**WHAT YOU WILL DO**
Write out each entry again. Keep every word exactly as it is.

**DATASET**
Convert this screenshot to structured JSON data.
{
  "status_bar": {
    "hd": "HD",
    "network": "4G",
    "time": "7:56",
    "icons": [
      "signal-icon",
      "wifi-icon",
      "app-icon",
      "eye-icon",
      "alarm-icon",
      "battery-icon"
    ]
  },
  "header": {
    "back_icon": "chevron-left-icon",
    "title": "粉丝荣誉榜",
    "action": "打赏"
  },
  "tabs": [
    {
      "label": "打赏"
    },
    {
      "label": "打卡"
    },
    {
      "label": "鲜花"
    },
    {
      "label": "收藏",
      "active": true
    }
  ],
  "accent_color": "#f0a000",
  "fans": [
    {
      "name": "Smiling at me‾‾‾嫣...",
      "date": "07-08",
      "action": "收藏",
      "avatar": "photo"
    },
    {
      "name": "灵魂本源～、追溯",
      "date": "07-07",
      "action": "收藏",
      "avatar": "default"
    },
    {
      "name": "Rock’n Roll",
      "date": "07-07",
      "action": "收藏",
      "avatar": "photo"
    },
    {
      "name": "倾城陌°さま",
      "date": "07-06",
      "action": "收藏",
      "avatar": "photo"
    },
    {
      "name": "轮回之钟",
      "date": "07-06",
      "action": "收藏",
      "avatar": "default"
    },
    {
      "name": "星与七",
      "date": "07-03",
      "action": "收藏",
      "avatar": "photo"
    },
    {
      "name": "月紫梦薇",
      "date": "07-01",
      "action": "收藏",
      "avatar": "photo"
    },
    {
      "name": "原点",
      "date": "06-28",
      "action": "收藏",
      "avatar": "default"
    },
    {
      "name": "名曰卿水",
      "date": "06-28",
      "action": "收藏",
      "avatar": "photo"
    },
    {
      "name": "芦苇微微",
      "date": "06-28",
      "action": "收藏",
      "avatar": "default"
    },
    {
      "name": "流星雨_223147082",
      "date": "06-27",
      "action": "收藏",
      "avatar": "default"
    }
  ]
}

**OUTPUT OF THE TASK**
Convert this screenshot to structured JSON data.
{
  "status_bar": {
    "hd": "HD",
    "network": "4G",
    "time": "7:56",
    "icons": [
      "signal-icon",
      "wifi-icon",
      "app-icon",
      "eye-icon",
      "alarm-icon",
      "battery-icon"
    ]
  },
  "header": {
    "back_icon": "chevron-left-icon",
    "title": "粉丝荣誉榜",
    "action": "打赏"
  },
  "tabs": [
    {
      "label": "打赏"
    },
    {
      "label": "打卡"
    },
    {
      "label": "鲜花"
    },
    {
      "label": "收藏",
      "active": true
    }
  ],
  "accent_color": "#f0a000",
  "fans": [
    {
      "name": "Smiling at me‾‾‾嫣...",
      "date": "07-08",
      "action": "收藏",
      "avatar": "photo"
    },
    {
      "name": "灵魂本源～、追溯",
      "date": "07-07",
      "action": "收藏",
      "avatar": "default"
    },
    {
      "name": "Rock’n Roll",
      "date": "07-07",
      "action": "收藏",
      "avatar": "photo"
    },
    {
      "name": "倾城陌°さま",
      "date": "07-06",
      "action": "收藏",
      "avatar": "photo"
    },
    {
      "name": "轮回之钟",
      "date": "07-06",
      "action": "收藏",
      "avatar": "default"
    },
    {
      "name": "星与七",
      "date": "07-03",
      "action": "收藏",
      "avatar": "photo"
    },
    {
      "name": "月紫梦薇",
      "date": "07-01",
      "action": "收藏",
      "avatar": "photo"
    },
    {
      "name": "原点",
      "date": "06-28",
      "action": "收藏",
      "avatar": "default"
    },
    {
      "name": "名曰卿水",
      "date": "06-28",
      "action": "收藏",
      "avatar": "photo"
    },
    {
      "name": "芦苇微微",
      "date": "06-28",
      "action": "收藏",
      "avatar": "default"
    },
    {
      "name": "流星雨_223147082",
      "date": "06-27",
      "action": "收藏",
      "avatar": "default"
    }
  ]
}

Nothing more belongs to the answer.